**WHAT TO WORK ON**
Give the data again exactly as written, skipping any pictures.

[Data entries]
────
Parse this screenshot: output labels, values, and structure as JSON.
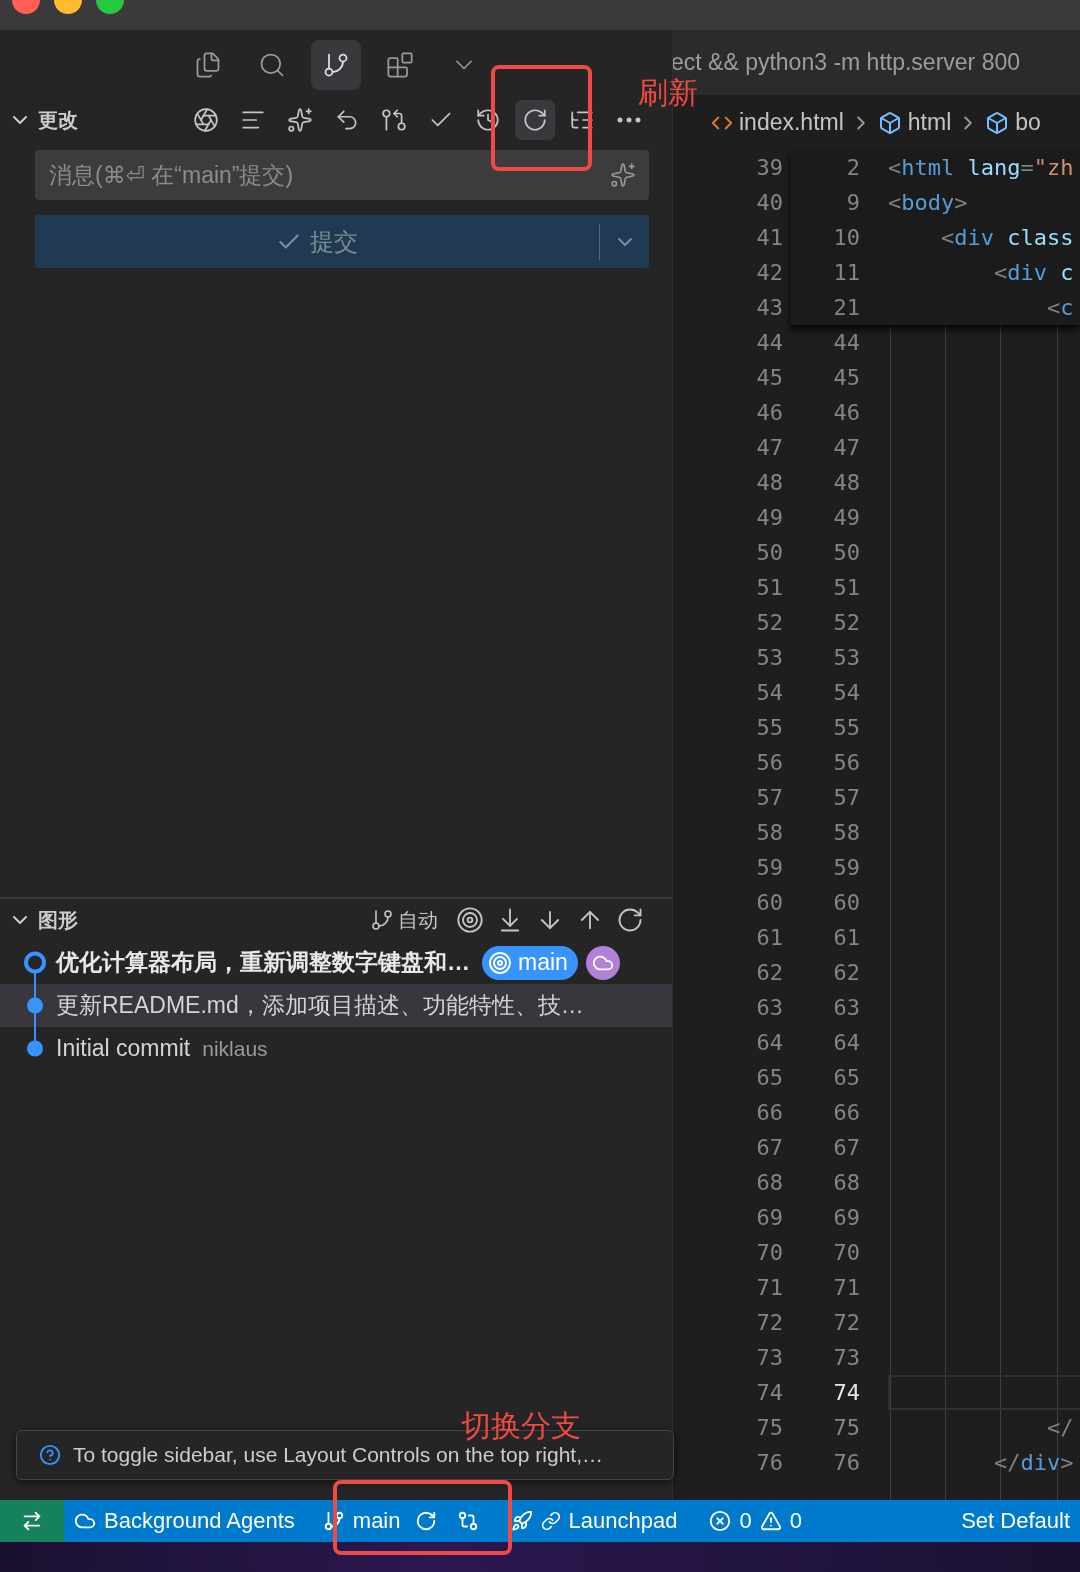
{
  "sidebar": {
    "activity_tabs": [
      {
        "kind": "files",
        "selected": false
      },
      {
        "kind": "search",
        "selected": false
      },
      {
        "kind": "source-control",
        "selected": true
      },
      {
        "kind": "extensions",
        "selected": false
      },
      {
        "kind": "more",
        "selected": false
      }
    ],
    "changes": {
      "title": "更改",
      "expanded": true,
      "toolbar": [
        {
          "kind": "ai"
        },
        {
          "kind": "lines"
        },
        {
          "kind": "sparkle"
        },
        {
          "kind": "undo-add"
        },
        {
          "kind": "graph"
        },
        {
          "kind": "check"
        },
        {
          "kind": "history"
        },
        {
          "kind": "refresh",
          "hovered": true
        },
        {
          "kind": "tree"
        },
        {
          "kind": "more"
        }
      ],
      "message": {
        "placeholder": "消息(⌘⏎ 在“main”提交)"
      },
      "commit_button": {
        "label": "提交",
        "disabled": true
      }
    },
    "graph": {
      "title": "图形",
      "expanded": true,
      "mode": "自动",
      "commits": [
        {
          "message": "优化计算器布局，重新调整数字键盘和…",
          "bold": true,
          "head": true,
          "selected": false,
          "refs": [
            {
              "kind": "branch",
              "label": "main",
              "color": "#3794ff"
            },
            {
              "kind": "remote",
              "color": "#b180d7"
            }
          ]
        },
        {
          "message": "更新README.md，添加项目描述、功能特性、技…",
          "bold": false,
          "head": false,
          "selected": true
        },
        {
          "message": "Initial commit",
          "author": "niklaus",
          "bold": false,
          "head": false,
          "selected": false
        }
      ]
    }
  },
  "editor": {
    "title": "ect && python3 -m http.server 800",
    "breadcrumbs": [
      {
        "kind": "file",
        "label": "index.html"
      },
      {
        "kind": "element",
        "label": "html"
      },
      {
        "kind": "element",
        "label": "bo"
      }
    ],
    "sticky": [
      {
        "number": "2",
        "tokens": [
          {
            "text": "<",
            "kind": "punct"
          },
          {
            "text": "html",
            "kind": "tag"
          },
          {
            "text": " lang",
            "kind": "attr"
          },
          {
            "text": "=",
            "kind": "punct"
          },
          {
            "text": "\"zh",
            "kind": "string"
          }
        ]
      },
      {
        "number": "9",
        "tokens": [
          {
            "text": "<",
            "kind": "punct"
          },
          {
            "text": "body",
            "kind": "tag"
          },
          {
            "text": ">",
            "kind": "punct"
          }
        ]
      },
      {
        "number": "10",
        "tokens": [
          {
            "text": "    <",
            "kind": "punct"
          },
          {
            "text": "div",
            "kind": "tag"
          },
          {
            "text": " class",
            "kind": "attr"
          }
        ]
      },
      {
        "number": "11",
        "tokens": [
          {
            "text": "        <",
            "kind": "punct"
          },
          {
            "text": "div",
            "kind": "tag"
          },
          {
            "text": " c",
            "kind": "attr"
          }
        ]
      },
      {
        "number": "21",
        "tokens": [
          {
            "text": "            <",
            "kind": "punct"
          },
          {
            "text": "c",
            "kind": "tag"
          }
        ]
      }
    ],
    "rows": [
      {
        "old": "39"
      },
      {
        "old": "40"
      },
      {
        "old": "41"
      },
      {
        "old": "42"
      },
      {
        "old": "43"
      },
      {
        "old": "44",
        "new": "44"
      },
      {
        "old": "45",
        "new": "45"
      },
      {
        "old": "46",
        "new": "46"
      },
      {
        "old": "47",
        "new": "47"
      },
      {
        "old": "48",
        "new": "48"
      },
      {
        "old": "49",
        "new": "49"
      },
      {
        "old": "50",
        "new": "50"
      },
      {
        "old": "51",
        "new": "51"
      },
      {
        "old": "52",
        "new": "52"
      },
      {
        "old": "53",
        "new": "53"
      },
      {
        "old": "54",
        "new": "54"
      },
      {
        "old": "55",
        "new": "55"
      },
      {
        "old": "56",
        "new": "56"
      },
      {
        "old": "57",
        "new": "57"
      },
      {
        "old": "58",
        "new": "58"
      },
      {
        "old": "59",
        "new": "59"
      },
      {
        "old": "60",
        "new": "60"
      },
      {
        "old": "61",
        "new": "61"
      },
      {
        "old": "62",
        "new": "62"
      },
      {
        "old": "63",
        "new": "63"
      },
      {
        "old": "64",
        "new": "64"
      },
      {
        "old": "65",
        "new": "65"
      },
      {
        "old": "66",
        "new": "66"
      },
      {
        "old": "67",
        "new": "67"
      },
      {
        "old": "68",
        "new": "68"
      },
      {
        "old": "69",
        "new": "69"
      },
      {
        "old": "70",
        "new": "70"
      },
      {
        "old": "71",
        "new": "71"
      },
      {
        "old": "72",
        "new": "72"
      },
      {
        "old": "73",
        "new": "73"
      },
      {
        "old": "74",
        "new": "74",
        "current": true
      },
      {
        "old": "75",
        "new": "75",
        "tokens": [
          {
            "text": "            </",
            "kind": "punct"
          }
        ]
      },
      {
        "old": "76",
        "new": "76",
        "tokens": [
          {
            "text": "        </",
            "kind": "punct"
          },
          {
            "text": "div",
            "kind": "tag"
          },
          {
            "text": ">",
            "kind": "punct"
          }
        ]
      }
    ]
  },
  "tooltip": {
    "text": "To toggle sidebar, use Layout Controls on the top right,…"
  },
  "status_bar": {
    "items": [
      {
        "kind": "remote"
      },
      {
        "kind": "agents",
        "label": "Background Agents"
      },
      {
        "kind": "branch",
        "label": "main"
      },
      {
        "kind": "compare"
      },
      {
        "kind": "launchpad",
        "label": "Launchpad"
      },
      {
        "kind": "problems",
        "errors": "0",
        "warnings": "0"
      },
      {
        "kind": "text",
        "label": "Set Default"
      }
    ]
  },
  "annotations": [
    {
      "text": "刷新"
    },
    {
      "text": "切换分支"
    }
  ]
}
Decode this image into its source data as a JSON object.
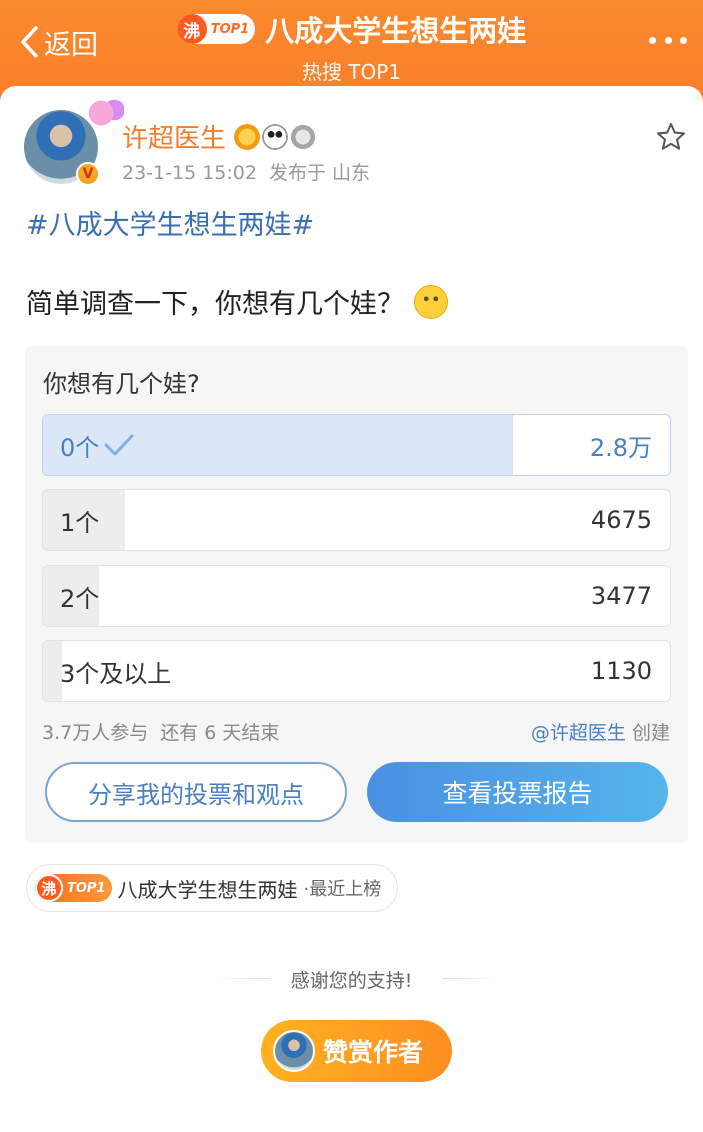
{
  "header": {
    "back_label": "返回",
    "title": "八成大学生想生两娃",
    "subtitle": "热搜 TOP1",
    "badge_boil": "沸",
    "badge_rank": "TOP1"
  },
  "post": {
    "author": "许超医生",
    "verified_mark": "V",
    "time": "23-1-15 15:02",
    "location": "发布于 山东",
    "hashtag": "#八成大学生想生两娃#",
    "text": "简单调查一下，你想有几个娃？"
  },
  "poll": {
    "question": "你想有几个娃?",
    "options": [
      {
        "label": "0个",
        "count": "2.8万",
        "share": 0.75,
        "selected": true
      },
      {
        "label": "1个",
        "count": "4675",
        "share": 0.13,
        "selected": false
      },
      {
        "label": "2个",
        "count": "3477",
        "share": 0.09,
        "selected": false
      },
      {
        "label": "3个及以上",
        "count": "1130",
        "share": 0.03,
        "selected": false
      }
    ],
    "participants": "3.7万人参与",
    "remaining": "还有 6 天结束",
    "creator_name": "@许超医生",
    "creator_suffix": "创建",
    "share_button": "分享我的投票和观点",
    "report_button": "查看投票报告"
  },
  "hot_tag": {
    "badge_boil": "沸",
    "badge_rank": "TOP1",
    "title": "八成大学生想生两娃",
    "suffix": "·最近上榜"
  },
  "footer": {
    "thanks": "感谢您的支持!",
    "reward_button": "赞赏作者"
  },
  "colors": {
    "header_orange": "#fb7e2a",
    "link_blue": "#3a6fb0",
    "author_orange": "#f47d2a",
    "selected_fill": "#dbe7f6"
  }
}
────
**RESULT OF THIS EXERCISE**
Parse this screenshot: output labels, values, and structure as JSON.
{
  "sidebar": {
    "activity_tabs": [
      {
        "kind": "files",
        "selected": false
      },
      {
        "kind": "search",
        "selected": false
      },
      {
        "kind": "source-control",
        "selected": true
      },
      {
        "kind": "extensions",
        "selected": false
      },
      {
        "kind": "more",
        "selected": false
      }
    ],
    "changes": {
      "title": "更改",
      "expanded": true,
      "toolbar": [
        {
          "kind": "ai"
        },
        {
          "kind": "lines"
        },
        {
          "kind": "sparkle"
        },
        {
          "kind": "undo-add"
        },
        {
          "kind": "graph"
        },
        {
          "kind": "check"
        },
        {
          "kind": "history"
        },
        {
          "kind": "refresh",
          "hovered": true
        },
        {
          "kind": "tree"
        },
        {
          "kind": "more"
        }
      ],
      "message": {
        "placeholder": "消息(⌘⏎ 在“main”提交)"
      },
      "commit_button": {
        "label": "提交",
        "disabled": true
      }
    },
    "graph": {
      "title": "图形",
      "expanded": true,
      "mode": "自动",
      "commits": [
        {
          "message": "优化计算器布局，重新调整数字键盘和…",
          "bold": true,
          "head": true,
          "selected": false,
          "refs": [
            {
              "kind": "branch",
              "label": "main",
              "color": "#3794ff"
            },
            {
              "kind": "remote",
              "color": "#b180d7"
            }
          ]
        },
        {
          "message": "更新README.md，添加项目描述、功能特性、技…",
          "bold": false,
          "head": false,
          "selected": true
        },
        {
          "message": "Initial commit",
          "author": "niklaus",
          "bold": false,
          "head": false,
          "selected": false
        }
      ]
    }
  },
  "editor": {
    "title": "ect && python3 -m http.server 800",
    "breadcrumbs": [
      {
        "kind": "file",
        "label": "index.html"
      },
      {
        "kind": "element",
        "label": "html"
      },
      {
        "kind": "element",
        "label": "bo"
      }
    ],
    "sticky": [
      {
        "number": "2",
        "tokens": [
          {
            "text": "<",
            "kind": "punct"
          },
          {
            "text": "html",
            "kind": "tag"
          },
          {
            "text": " lang",
            "kind": "attr"
          },
          {
            "text": "=",
            "kind": "punct"
          },
          {
            "text": "\"zh",
            "kind": "string"
          }
        ]
      },
      {
        "number": "9",
        "tokens": [
          {
            "text": "<",
            "kind": "punct"
          },
          {
            "text": "body",
            "kind": "tag"
          },
          {
            "text": ">",
            "kind": "punct"
          }
        ]
      },
      {
        "number": "10",
        "tokens": [
          {
            "text": "    <",
            "kind": "punct"
          },
          {
            "text": "div",
            "kind": "tag"
          },
          {
            "text": " class",
            "kind": "attr"
          }
        ]
      },
      {
        "number": "11",
        "tokens": [
          {
            "text": "        <",
            "kind": "punct"
          },
          {
            "text": "div",
            "kind": "tag"
          },
          {
            "text": " c",
            "kind": "attr"
          }
        ]
      },
      {
        "number": "21",
        "tokens": [
          {
            "text": "            <",
            "kind": "punct"
          },
          {
            "text": "c",
            "kind": "tag"
          }
        ]
      }
    ],
    "rows": [
      {
        "old": "39"
      },
      {
        "old": "40"
      },
      {
        "old": "41"
      },
      {
        "old": "42"
      },
      {
        "old": "43"
      },
      {
        "old": "44",
        "new": "44"
      },
      {
        "old": "45",
        "new": "45"
      },
      {
        "old": "46",
        "new": "46"
      },
      {
        "old": "47",
        "new": "47"
      },
      {
        "old": "48",
        "new": "48"
      },
      {
        "old": "49",
        "new": "49"
      },
      {
        "old": "50",
        "new": "50"
      },
      {
        "old": "51",
        "new": "51"
      },
      {
        "old": "52",
        "new": "52"
      },
      {
        "old": "53",
        "new": "53"
      },
      {
        "old": "54",
        "new": "54"
      },
      {
        "old": "55",
        "new": "55"
      },
      {
        "old": "56",
        "new": "56"
      },
      {
        "old": "57",
        "new": "57"
      },
      {
        "old": "58",
        "new": "58"
      },
      {
        "old": "59",
        "new": "59"
      },
      {
        "old": "60",
        "new": "60"
      },
      {
        "old": "61",
        "new": "61"
      },
      {
        "old": "62",
        "new": "62"
      },
      {
        "old": "63",
        "new": "63"
      },
      {
        "old": "64",
        "new": "64"
      },
      {
        "old": "65",
        "new": "65"
      },
      {
        "old": "66",
        "new": "66"
      },
      {
        "old": "67",
        "new": "67"
      },
      {
        "old": "68",
        "new": "68"
      },
      {
        "old": "69",
        "new": "69"
      },
      {
        "old": "70",
        "new": "70"
      },
      {
        "old": "71",
        "new": "71"
      },
      {
        "old": "72",
        "new": "72"
      },
      {
        "old": "73",
        "new": "73"
      },
      {
        "old": "74",
        "new": "74",
        "current": true
      },
      {
        "old": "75",
        "new": "75",
        "tokens": [
          {
            "text": "            </",
            "kind": "punct"
          }
        ]
      },
      {
        "old": "76",
        "new": "76",
        "tokens": [
          {
            "text": "        </",
            "kind": "punct"
          },
          {
            "text": "div",
            "kind": "tag"
          },
          {
            "text": ">",
            "kind": "punct"
          }
        ]
      }
    ]
  },
  "tooltip": {
    "text": "To toggle sidebar, use Layout Controls on the top right,…"
  },
  "status_bar": {
    "items": [
      {
        "kind": "remote"
      },
      {
        "kind": "agents",
        "label": "Background Agents"
      },
      {
        "kind": "branch",
        "label": "main"
      },
      {
        "kind": "compare"
      },
      {
        "kind": "launchpad",
        "label": "Launchpad"
      },
      {
        "kind": "problems",
        "errors": "0",
        "warnings": "0"
      },
      {
        "kind": "text",
        "label": "Set Default"
      }
    ]
  },
  "annotations": [
    {
      "text": "刷新"
    },
    {
      "text": "切换分支"
    }
  ]
}
Decode this image into its source data as a JSON object.
{
  "header": {
    "back_label": "返回",
    "title": "八成大学生想生两娃",
    "subtitle": "热搜 TOP1",
    "badge_boil": "沸",
    "badge_rank": "TOP1"
  },
  "post": {
    "author": "许超医生",
    "verified_mark": "V",
    "time": "23-1-15 15:02",
    "location": "发布于 山东",
    "hashtag": "#八成大学生想生两娃#",
    "text": "简单调查一下，你想有几个娃？"
  },
  "poll": {
    "question": "你想有几个娃?",
    "options": [
      {
        "label": "0个",
        "count": "2.8万",
        "share": 0.75,
        "selected": true
      },
      {
        "label": "1个",
        "count": "4675",
        "share": 0.13,
        "selected": false
      },
      {
        "label": "2个",
        "count": "3477",
        "share": 0.09,
        "selected": false
      },
      {
        "label": "3个及以上",
        "count": "1130",
        "share": 0.03,
        "selected": false
      }
    ],
    "participants": "3.7万人参与",
    "remaining": "还有 6 天结束",
    "creator_name": "@许超医生",
    "creator_suffix": "创建",
    "share_button": "分享我的投票和观点",
    "report_button": "查看投票报告"
  },
  "hot_tag": {
    "badge_boil": "沸",
    "badge_rank": "TOP1",
    "title": "八成大学生想生两娃",
    "suffix": "·最近上榜"
  },
  "footer": {
    "thanks": "感谢您的支持!",
    "reward_button": "赞赏作者"
  },
  "colors": {
    "header_orange": "#fb7e2a",
    "link_blue": "#3a6fb0",
    "author_orange": "#f47d2a",
    "selected_fill": "#dbe7f6"
  }
}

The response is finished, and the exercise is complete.